▸ JOB
Copy out each line below that has the word "plain" in it.

▸ MATERIAL FOR THIS TASK
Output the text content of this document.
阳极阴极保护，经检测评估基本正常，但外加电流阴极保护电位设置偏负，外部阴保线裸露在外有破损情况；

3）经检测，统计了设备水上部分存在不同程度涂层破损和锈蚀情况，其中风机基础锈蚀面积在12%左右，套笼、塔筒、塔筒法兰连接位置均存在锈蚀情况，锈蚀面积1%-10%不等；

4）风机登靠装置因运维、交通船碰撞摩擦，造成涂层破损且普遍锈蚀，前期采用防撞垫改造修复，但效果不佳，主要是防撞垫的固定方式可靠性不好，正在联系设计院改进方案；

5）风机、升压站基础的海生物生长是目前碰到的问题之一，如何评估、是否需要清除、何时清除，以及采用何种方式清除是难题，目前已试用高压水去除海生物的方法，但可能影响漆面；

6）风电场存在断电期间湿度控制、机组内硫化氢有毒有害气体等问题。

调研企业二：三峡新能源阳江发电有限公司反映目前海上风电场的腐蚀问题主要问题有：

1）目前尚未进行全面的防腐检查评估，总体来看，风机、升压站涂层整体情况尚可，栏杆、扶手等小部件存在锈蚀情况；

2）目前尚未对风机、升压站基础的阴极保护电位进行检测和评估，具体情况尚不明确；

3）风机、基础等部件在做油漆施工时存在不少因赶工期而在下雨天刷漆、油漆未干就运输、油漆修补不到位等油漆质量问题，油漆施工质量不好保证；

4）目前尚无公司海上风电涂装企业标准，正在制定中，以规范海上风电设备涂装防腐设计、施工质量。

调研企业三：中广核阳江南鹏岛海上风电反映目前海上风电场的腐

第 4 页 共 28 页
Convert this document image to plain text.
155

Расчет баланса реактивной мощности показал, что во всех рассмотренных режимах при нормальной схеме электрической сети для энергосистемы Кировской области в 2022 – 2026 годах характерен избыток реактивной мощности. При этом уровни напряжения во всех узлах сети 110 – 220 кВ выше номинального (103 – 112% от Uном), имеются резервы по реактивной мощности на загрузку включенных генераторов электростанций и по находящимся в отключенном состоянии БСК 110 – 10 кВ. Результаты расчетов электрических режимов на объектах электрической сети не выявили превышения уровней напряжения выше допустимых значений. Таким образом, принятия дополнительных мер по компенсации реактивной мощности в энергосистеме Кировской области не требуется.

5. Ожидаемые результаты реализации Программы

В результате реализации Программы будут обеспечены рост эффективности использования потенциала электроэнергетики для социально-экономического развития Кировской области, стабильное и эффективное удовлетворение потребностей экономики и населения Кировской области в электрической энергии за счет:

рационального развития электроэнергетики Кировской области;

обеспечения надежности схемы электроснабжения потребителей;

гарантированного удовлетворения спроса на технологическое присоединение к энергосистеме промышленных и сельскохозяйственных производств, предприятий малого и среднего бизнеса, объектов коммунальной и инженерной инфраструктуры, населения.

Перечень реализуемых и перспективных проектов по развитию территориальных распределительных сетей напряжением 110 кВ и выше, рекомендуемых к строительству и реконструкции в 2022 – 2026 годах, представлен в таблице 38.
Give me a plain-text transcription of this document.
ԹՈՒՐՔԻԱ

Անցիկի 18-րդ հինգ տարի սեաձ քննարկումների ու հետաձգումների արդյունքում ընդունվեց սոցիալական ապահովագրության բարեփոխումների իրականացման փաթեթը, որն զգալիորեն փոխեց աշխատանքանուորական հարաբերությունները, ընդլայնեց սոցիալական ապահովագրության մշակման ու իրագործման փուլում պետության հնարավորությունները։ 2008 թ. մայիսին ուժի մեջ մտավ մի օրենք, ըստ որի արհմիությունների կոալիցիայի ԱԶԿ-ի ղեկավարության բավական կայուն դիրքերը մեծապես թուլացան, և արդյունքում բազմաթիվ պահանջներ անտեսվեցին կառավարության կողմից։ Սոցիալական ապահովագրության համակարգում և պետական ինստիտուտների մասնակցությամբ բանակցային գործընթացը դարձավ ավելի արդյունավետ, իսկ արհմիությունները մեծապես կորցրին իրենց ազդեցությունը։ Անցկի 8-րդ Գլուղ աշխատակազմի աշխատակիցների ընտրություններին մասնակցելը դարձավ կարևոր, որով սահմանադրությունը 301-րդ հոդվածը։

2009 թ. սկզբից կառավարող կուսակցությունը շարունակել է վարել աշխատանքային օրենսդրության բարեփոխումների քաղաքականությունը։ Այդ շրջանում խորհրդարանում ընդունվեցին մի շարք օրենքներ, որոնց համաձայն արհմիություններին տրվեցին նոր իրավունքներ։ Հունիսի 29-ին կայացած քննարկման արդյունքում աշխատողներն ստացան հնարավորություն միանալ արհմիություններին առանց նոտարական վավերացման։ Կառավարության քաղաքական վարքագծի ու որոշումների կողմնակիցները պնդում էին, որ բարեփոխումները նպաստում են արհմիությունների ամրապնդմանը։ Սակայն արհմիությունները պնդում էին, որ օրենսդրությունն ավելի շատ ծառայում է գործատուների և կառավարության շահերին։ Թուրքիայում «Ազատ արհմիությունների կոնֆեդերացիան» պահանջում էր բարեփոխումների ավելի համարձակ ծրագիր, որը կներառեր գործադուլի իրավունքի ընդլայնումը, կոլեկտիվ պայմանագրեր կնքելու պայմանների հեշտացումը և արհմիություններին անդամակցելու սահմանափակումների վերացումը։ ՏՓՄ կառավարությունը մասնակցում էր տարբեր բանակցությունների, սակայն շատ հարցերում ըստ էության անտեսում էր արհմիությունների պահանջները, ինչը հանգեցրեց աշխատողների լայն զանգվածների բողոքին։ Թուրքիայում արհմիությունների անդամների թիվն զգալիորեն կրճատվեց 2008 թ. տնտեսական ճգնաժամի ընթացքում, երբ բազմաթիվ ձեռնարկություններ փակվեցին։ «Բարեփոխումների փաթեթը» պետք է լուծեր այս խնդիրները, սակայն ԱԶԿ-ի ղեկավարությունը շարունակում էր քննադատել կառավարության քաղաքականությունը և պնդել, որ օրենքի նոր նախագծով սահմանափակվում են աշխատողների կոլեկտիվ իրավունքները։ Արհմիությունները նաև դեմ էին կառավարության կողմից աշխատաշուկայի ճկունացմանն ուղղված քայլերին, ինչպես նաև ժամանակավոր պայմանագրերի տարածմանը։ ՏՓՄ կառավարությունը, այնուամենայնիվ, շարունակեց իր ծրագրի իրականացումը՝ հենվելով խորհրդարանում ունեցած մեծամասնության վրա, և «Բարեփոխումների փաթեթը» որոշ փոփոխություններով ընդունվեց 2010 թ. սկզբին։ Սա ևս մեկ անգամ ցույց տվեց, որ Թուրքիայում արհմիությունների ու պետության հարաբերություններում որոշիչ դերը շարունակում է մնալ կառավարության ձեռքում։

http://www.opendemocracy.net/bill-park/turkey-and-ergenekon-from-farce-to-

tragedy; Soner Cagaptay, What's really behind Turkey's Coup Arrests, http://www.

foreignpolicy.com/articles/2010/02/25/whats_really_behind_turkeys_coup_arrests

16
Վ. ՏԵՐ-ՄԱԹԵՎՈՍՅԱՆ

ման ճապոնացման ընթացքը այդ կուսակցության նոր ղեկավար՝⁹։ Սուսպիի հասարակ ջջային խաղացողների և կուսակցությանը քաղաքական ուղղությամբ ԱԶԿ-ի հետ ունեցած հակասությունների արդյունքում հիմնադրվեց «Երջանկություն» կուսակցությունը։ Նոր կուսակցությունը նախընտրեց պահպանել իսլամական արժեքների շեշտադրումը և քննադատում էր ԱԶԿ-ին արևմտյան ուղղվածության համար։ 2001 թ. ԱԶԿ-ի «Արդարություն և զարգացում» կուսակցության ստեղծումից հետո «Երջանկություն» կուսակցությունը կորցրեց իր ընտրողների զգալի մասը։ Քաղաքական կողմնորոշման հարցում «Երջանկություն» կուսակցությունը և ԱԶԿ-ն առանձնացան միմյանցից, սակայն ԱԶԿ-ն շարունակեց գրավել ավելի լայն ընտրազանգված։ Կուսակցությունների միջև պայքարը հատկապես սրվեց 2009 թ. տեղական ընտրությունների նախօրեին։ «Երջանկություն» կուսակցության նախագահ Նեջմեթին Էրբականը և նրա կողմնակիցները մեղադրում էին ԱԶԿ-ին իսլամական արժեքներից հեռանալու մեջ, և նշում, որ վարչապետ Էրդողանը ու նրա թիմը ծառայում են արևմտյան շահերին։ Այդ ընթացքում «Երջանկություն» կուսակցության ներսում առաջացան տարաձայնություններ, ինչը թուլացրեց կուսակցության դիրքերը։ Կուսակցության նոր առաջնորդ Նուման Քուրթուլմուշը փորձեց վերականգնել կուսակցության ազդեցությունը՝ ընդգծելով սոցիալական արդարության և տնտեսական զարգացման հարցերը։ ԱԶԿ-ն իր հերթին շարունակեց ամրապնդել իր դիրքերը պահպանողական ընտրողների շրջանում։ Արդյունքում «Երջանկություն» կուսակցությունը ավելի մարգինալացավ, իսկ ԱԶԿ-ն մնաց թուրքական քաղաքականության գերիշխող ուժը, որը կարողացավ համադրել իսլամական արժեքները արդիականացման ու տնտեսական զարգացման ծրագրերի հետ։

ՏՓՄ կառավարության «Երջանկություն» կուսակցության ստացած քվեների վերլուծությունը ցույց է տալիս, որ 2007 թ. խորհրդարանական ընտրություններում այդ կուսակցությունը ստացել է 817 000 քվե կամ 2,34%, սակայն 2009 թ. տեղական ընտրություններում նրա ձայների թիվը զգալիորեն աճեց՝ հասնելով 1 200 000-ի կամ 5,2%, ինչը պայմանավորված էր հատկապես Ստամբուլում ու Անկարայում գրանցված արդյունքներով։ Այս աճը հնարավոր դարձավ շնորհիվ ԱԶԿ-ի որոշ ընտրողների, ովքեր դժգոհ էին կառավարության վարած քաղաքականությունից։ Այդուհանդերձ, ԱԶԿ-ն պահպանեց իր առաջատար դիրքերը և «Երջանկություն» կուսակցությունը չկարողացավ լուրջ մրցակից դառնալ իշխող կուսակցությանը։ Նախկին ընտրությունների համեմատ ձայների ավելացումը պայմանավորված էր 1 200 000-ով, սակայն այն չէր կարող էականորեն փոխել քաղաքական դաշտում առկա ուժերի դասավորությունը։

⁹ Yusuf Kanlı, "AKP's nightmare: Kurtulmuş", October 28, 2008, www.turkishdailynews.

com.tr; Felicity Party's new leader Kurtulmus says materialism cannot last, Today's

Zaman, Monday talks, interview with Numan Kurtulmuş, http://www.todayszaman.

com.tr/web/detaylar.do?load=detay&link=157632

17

▸ TASK ANSWER
Convert this document image to plain text.
Give me a plain-text transcription of this document.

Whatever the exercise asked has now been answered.